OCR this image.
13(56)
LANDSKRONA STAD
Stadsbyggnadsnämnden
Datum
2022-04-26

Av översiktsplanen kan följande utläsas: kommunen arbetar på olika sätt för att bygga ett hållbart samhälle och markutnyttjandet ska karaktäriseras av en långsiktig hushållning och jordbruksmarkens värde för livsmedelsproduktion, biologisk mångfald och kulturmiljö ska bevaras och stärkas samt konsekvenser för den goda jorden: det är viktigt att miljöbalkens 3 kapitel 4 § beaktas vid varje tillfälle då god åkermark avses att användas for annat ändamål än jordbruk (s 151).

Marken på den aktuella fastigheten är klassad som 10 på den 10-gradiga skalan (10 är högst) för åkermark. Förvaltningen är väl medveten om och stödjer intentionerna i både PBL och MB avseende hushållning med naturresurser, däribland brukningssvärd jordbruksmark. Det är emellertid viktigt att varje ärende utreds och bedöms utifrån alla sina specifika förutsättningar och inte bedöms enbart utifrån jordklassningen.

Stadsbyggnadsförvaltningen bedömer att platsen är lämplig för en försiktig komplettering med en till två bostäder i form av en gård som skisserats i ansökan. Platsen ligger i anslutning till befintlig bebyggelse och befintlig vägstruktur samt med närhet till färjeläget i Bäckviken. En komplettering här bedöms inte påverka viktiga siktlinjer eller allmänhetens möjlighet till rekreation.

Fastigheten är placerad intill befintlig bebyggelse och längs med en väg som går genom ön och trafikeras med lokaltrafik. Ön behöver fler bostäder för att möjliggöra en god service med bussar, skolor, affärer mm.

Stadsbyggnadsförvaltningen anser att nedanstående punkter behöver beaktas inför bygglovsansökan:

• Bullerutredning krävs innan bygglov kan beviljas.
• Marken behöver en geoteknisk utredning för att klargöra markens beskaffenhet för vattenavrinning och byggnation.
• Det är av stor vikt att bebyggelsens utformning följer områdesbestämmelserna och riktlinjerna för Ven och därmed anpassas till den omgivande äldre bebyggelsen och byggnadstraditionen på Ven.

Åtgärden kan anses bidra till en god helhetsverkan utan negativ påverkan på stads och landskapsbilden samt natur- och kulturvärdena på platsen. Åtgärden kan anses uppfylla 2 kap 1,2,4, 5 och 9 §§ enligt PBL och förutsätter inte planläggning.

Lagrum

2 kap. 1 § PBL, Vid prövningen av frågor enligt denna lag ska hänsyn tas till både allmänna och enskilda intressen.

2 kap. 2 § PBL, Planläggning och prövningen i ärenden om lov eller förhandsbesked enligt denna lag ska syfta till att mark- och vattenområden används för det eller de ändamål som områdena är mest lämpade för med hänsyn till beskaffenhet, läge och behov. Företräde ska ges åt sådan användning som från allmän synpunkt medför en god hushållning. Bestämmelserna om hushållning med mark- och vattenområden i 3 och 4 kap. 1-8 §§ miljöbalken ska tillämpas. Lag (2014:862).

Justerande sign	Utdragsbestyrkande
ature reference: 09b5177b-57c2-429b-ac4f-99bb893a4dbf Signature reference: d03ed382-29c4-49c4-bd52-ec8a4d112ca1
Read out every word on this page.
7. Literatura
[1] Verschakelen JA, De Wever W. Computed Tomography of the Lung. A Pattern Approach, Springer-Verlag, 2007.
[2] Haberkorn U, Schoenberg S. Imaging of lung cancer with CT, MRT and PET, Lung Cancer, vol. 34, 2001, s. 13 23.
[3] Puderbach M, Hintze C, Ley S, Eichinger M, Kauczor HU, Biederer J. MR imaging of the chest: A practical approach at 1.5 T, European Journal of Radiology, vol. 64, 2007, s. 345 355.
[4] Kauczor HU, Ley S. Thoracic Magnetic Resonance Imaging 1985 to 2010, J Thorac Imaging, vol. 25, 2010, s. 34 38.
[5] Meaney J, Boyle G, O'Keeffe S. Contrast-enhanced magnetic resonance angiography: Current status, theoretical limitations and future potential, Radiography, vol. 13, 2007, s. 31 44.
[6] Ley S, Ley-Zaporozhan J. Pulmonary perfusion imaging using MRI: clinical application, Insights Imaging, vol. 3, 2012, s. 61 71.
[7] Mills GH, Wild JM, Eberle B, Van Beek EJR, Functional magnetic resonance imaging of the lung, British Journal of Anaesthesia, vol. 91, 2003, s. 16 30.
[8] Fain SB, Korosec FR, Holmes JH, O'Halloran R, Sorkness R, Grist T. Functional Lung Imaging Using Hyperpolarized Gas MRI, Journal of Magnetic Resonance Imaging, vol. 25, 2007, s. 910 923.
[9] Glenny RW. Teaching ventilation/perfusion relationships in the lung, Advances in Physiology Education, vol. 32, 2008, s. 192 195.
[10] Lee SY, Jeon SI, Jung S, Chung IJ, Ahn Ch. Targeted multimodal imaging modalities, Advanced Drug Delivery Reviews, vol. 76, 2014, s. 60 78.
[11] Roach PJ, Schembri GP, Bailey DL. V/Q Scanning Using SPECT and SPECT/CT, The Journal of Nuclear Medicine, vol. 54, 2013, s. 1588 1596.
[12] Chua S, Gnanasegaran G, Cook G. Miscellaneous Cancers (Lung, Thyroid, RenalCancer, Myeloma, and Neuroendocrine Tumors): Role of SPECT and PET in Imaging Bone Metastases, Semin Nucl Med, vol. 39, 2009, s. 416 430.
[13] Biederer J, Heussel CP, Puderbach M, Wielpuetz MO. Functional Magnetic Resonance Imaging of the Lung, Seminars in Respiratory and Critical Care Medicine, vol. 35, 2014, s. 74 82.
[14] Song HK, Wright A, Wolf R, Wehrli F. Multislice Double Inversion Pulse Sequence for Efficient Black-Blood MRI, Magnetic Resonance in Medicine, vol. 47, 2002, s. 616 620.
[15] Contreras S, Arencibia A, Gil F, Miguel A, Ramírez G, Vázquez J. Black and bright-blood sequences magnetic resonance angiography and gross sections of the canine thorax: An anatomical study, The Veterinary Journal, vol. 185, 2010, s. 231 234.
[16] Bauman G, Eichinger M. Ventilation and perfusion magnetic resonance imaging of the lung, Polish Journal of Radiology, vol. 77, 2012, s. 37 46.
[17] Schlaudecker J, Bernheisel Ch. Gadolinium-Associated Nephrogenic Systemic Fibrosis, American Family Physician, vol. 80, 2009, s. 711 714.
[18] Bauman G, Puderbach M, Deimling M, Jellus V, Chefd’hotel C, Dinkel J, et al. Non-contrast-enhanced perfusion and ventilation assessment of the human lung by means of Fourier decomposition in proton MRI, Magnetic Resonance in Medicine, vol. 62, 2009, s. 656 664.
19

* * *

▶ [Task]
Exactly as given, set down all of the lines above.

▶ [Result of the task]
OCR this image.
13(56)
LANDSKRONA STAD
Stadsbyggnadsnämnden
Datum
2022-04-26

Av översiktsplanen kan följande utläsas: kommunen arbetar på olika sätt för att bygga ett hållbart samhälle och markutnyttjandet ska karaktäriseras av en långsiktig hushållning och jordbruksmarkens värde för livsmedelsproduktion, biologisk mångfald och kulturmiljö ska bevaras och stärkas samt konsekvenser för den goda jorden: det är viktigt att miljöbalkens 3 kapitel 4 § beaktas vid varje tillfälle då god åkermark avses att användas for annat ändamål än jordbruk (s 151).

Marken på den aktuella fastigheten är klassad som 10 på den 10-gradiga skalan (10 är högst) för åkermark. Förvaltningen är väl medveten om och stödjer intentionerna i både PBL och MB avseende hushållning med naturresurser, däribland brukningssvärd jordbruksmark. Det är emellertid viktigt att varje ärende utreds och bedöms utifrån alla sina specifika förutsättningar och inte bedöms enbart utifrån jordklassningen.

Stadsbyggnadsförvaltningen bedömer att platsen är lämplig för en försiktig komplettering med en till två bostäder i form av en gård som skisserats i ansökan. Platsen ligger i anslutning till befintlig bebyggelse och befintlig vägstruktur samt med närhet till färjeläget i Bäckviken. En komplettering här bedöms inte påverka viktiga siktlinjer eller allmänhetens möjlighet till rekreation.

Fastigheten är placerad intill befintlig bebyggelse och längs med en väg som går genom ön och trafikeras med lokaltrafik. Ön behöver fler bostäder för att möjliggöra en god service med bussar, skolor, affärer mm.

Stadsbyggnadsförvaltningen anser att nedanstående punkter behöver beaktas inför bygglovsansökan:

• Bullerutredning krävs innan bygglov kan beviljas.
• Marken behöver en geoteknisk utredning för att klargöra markens beskaffenhet för vattenavrinning och byggnation.
• Det är av stor vikt att bebyggelsens utformning följer områdesbestämmelserna och riktlinjerna för Ven och därmed anpassas till den omgivande äldre bebyggelsen och byggnadstraditionen på Ven.

Åtgärden kan anses bidra till en god helhetsverkan utan negativ påverkan på stads och landskapsbilden samt natur- och kulturvärdena på platsen. Åtgärden kan anses uppfylla 2 kap 1,2,4, 5 och 9 §§ enligt PBL och förutsätter inte planläggning.

Lagrum

2 kap. 1 § PBL, Vid prövningen av frågor enligt denna lag ska hänsyn tas till både allmänna och enskilda intressen.

2 kap. 2 § PBL, Planläggning och prövningen i ärenden om lov eller förhandsbesked enligt denna lag ska syfta till att mark- och vattenområden används för det eller de ändamål som områdena är mest lämpade för med hänsyn till beskaffenhet, läge och behov. Företräde ska ges åt sådan användning som från allmän synpunkt medför en god hushållning. Bestämmelserna om hushållning med mark- och vattenområden i 3 och 4 kap. 1-8 §§ miljöbalken ska tillämpas. Lag (2014:862).

Justerande sign	Utdragsbestyrkande
ature reference: 09b5177b-57c2-429b-ac4f-99bb893a4dbf Signature reference: d03ed382-29c4-49c4-bd52-ec8a4d112ca1
Read out every word on this page.
7. Literatura
[1] Verschakelen JA, De Wever W. Computed Tomography of the Lung. A Pattern Approach, Springer-Verlag, 2007.
[2] Haberkorn U, Schoenberg S. Imaging of lung cancer with CT, MRT and PET, Lung Cancer, vol. 34, 2001, s. 13 23.
[3] Puderbach M, Hintze C, Ley S, Eichinger M, Kauczor HU, Biederer J. MR imaging of the chest: A practical approach at 1.5 T, European Journal of Radiology, vol. 64, 2007, s. 345 355.
[4] Kauczor HU, Ley S. Thoracic Magnetic Resonance Imaging 1985 to 2010, J Thorac Imaging, vol. 25, 2010, s. 34 38.
[5] Meaney J, Boyle G, O'Keeffe S. Contrast-enhanced magnetic resonance angiography: Current status, theoretical limitations and future potential, Radiography, vol. 13, 2007, s. 31 44.
[6] Ley S, Ley-Zaporozhan J. Pulmonary perfusion imaging using MRI: clinical application, Insights Imaging, vol. 3, 2012, s. 61 71.
[7] Mills GH, Wild JM, Eberle B, Van Beek EJR, Functional magnetic resonance imaging of the lung, British Journal of Anaesthesia, vol. 91, 2003, s. 16 30.
[8] Fain SB, Korosec FR, Holmes JH, O'Halloran R, Sorkness R, Grist T. Functional Lung Imaging Using Hyperpolarized Gas MRI, Journal of Magnetic Resonance Imaging, vol. 25, 2007, s. 910 923.
[9] Glenny RW. Teaching ventilation/perfusion relationships in the lung, Advances in Physiology Education, vol. 32, 2008, s. 192 195.
[10] Lee SY, Jeon SI, Jung S, Chung IJ, Ahn Ch. Targeted multimodal imaging modalities, Advanced Drug Delivery Reviews, vol. 76, 2014, s. 60 78.
[11] Roach PJ, Schembri GP, Bailey DL. V/Q Scanning Using SPECT and SPECT/CT, The Journal of Nuclear Medicine, vol. 54, 2013, s. 1588 1596.
[12] Chua S, Gnanasegaran G, Cook G. Miscellaneous Cancers (Lung, Thyroid, RenalCancer, Myeloma, and Neuroendocrine Tumors): Role of SPECT and PET in Imaging Bone Metastases, Semin Nucl Med, vol. 39, 2009, s. 416 430.
[13] Biederer J, Heussel CP, Puderbach M, Wielpuetz MO. Functional Magnetic Resonance Imaging of the Lung, Seminars in Respiratory and Critical Care Medicine, vol. 35, 2014, s. 74 82.
[14] Song HK, Wright A, Wolf R, Wehrli F. Multislice Double Inversion Pulse Sequence for Efficient Black-Blood MRI, Magnetic Resonance in Medicine, vol. 47, 2002, s. 616 620.
[15] Contreras S, Arencibia A, Gil F, Miguel A, Ramírez G, Vázquez J. Black and bright-blood sequences magnetic resonance angiography and gross sections of the canine thorax: An anatomical study, The Veterinary Journal, vol. 185, 2010, s. 231 234.
[16] Bauman G, Eichinger M. Ventilation and perfusion magnetic resonance imaging of the lung, Polish Journal of Radiology, vol. 77, 2012, s. 37 46.
[17] Schlaudecker J, Bernheisel Ch. Gadolinium-Associated Nephrogenic Systemic Fibrosis, American Family Physician, vol. 80, 2009, s. 711 714.
[18] Bauman G, Puderbach M, Deimling M, Jellus V, Chefd’hotel C, Dinkel J, et al. Non-contrast-enhanced perfusion and ventilation assessment of the human lung by means of Fourier decomposition in proton MRI, Magnetic Resonance in Medicine, vol. 62, 2009, s. 656 664.
19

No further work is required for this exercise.